### DATA ROWS
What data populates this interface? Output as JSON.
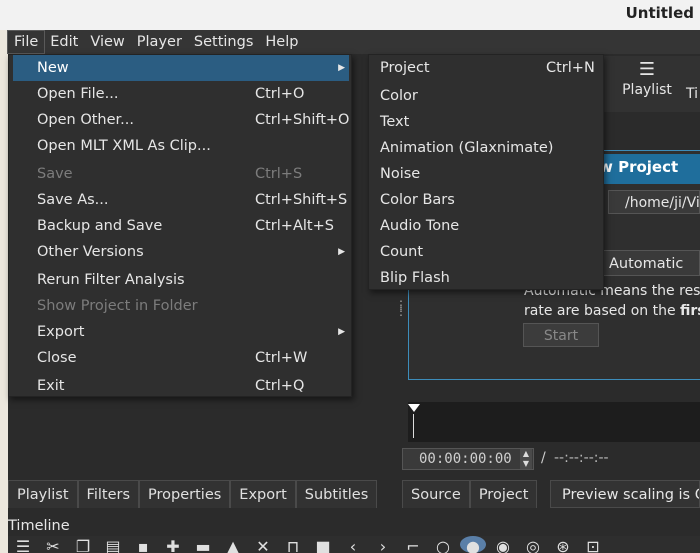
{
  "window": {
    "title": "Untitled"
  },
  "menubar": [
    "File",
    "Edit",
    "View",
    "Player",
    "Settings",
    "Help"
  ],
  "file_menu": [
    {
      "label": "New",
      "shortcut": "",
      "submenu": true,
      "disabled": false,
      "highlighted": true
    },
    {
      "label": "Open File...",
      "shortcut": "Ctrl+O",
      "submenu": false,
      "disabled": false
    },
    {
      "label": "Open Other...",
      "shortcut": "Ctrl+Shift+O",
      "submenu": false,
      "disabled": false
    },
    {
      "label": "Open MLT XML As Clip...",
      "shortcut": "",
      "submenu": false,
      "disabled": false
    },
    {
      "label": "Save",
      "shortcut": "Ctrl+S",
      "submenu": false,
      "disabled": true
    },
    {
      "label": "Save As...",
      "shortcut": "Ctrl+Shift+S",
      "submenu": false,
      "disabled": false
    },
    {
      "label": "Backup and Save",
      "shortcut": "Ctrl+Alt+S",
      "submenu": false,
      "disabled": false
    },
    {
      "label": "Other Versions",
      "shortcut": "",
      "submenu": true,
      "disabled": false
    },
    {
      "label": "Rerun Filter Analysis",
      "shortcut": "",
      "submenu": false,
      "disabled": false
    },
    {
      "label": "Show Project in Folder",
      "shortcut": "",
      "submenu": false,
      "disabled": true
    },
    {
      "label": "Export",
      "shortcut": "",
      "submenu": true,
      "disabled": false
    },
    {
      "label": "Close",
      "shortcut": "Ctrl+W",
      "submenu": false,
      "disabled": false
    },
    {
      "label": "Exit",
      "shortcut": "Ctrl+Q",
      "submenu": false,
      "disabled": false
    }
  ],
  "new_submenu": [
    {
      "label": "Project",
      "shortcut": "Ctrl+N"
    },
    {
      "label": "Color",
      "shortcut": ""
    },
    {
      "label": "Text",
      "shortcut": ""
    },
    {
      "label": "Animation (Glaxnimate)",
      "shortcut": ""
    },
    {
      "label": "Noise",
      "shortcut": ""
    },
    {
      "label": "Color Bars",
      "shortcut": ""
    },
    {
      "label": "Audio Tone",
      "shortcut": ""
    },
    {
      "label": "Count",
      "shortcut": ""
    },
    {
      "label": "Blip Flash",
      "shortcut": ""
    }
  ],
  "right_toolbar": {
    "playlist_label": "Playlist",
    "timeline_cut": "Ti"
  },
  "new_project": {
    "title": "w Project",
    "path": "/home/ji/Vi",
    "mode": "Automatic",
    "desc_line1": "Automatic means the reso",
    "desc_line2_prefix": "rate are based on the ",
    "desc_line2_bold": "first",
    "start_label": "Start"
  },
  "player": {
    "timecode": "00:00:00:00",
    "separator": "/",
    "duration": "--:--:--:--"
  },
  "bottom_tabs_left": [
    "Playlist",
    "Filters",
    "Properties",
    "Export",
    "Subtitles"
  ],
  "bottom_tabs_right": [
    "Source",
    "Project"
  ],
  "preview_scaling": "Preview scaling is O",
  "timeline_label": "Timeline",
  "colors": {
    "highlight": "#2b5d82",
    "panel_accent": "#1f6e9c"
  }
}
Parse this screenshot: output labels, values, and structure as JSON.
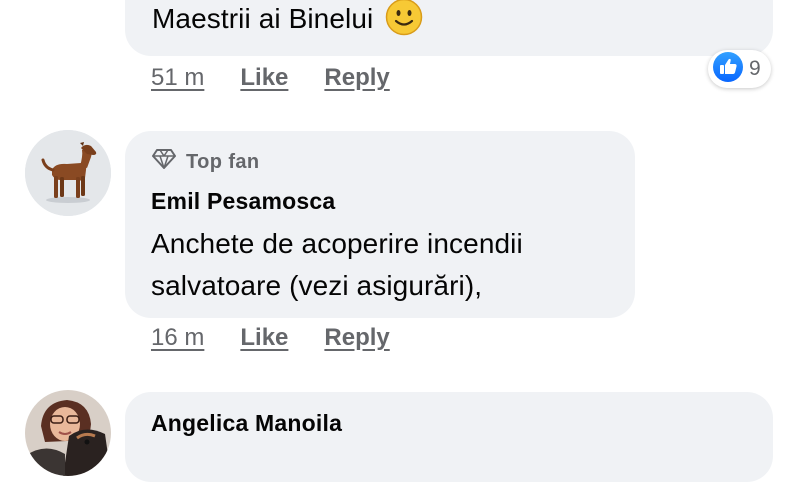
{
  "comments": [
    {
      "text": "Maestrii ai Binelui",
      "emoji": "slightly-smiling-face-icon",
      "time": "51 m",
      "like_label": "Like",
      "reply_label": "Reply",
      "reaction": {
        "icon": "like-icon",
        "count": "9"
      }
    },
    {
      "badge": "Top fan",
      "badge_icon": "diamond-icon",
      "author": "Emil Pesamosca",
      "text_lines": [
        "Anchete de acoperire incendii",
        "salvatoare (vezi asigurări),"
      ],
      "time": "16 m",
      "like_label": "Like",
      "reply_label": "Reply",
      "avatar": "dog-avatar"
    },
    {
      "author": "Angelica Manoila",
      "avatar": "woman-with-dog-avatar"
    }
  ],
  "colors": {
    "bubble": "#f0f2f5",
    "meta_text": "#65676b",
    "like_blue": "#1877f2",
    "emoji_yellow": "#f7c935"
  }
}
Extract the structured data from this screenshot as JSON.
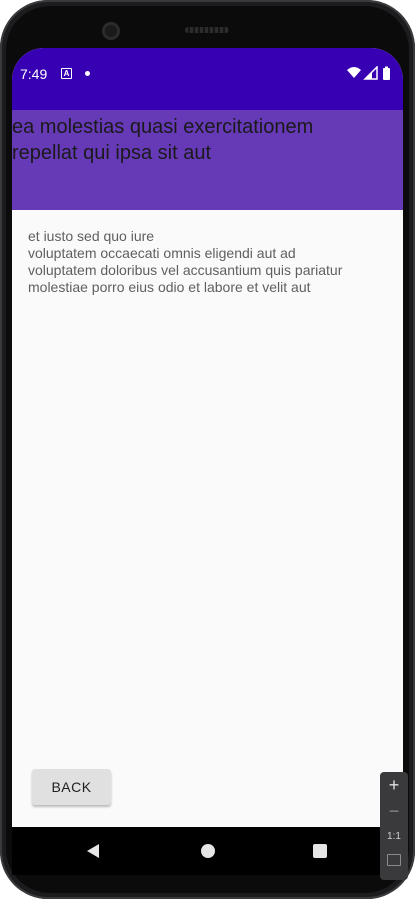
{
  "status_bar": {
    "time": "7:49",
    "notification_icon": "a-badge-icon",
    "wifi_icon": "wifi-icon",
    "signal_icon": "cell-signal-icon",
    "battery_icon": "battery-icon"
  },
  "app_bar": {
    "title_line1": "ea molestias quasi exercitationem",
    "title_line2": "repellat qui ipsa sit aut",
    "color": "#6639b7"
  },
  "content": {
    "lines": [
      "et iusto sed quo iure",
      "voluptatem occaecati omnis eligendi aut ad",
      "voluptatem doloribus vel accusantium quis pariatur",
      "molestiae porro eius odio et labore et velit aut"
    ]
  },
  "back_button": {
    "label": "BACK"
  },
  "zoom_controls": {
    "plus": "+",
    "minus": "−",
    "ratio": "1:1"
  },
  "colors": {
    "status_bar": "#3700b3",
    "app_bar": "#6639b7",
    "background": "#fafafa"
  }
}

### EXERCISE AIM
Select, from the listing, all lines that include the word "screenshot".

### RESPONSE TO THE TASK
Parse this screenshot: output labels, values, and structure as JSON.
Extract the structured data from this screenshot as JSON.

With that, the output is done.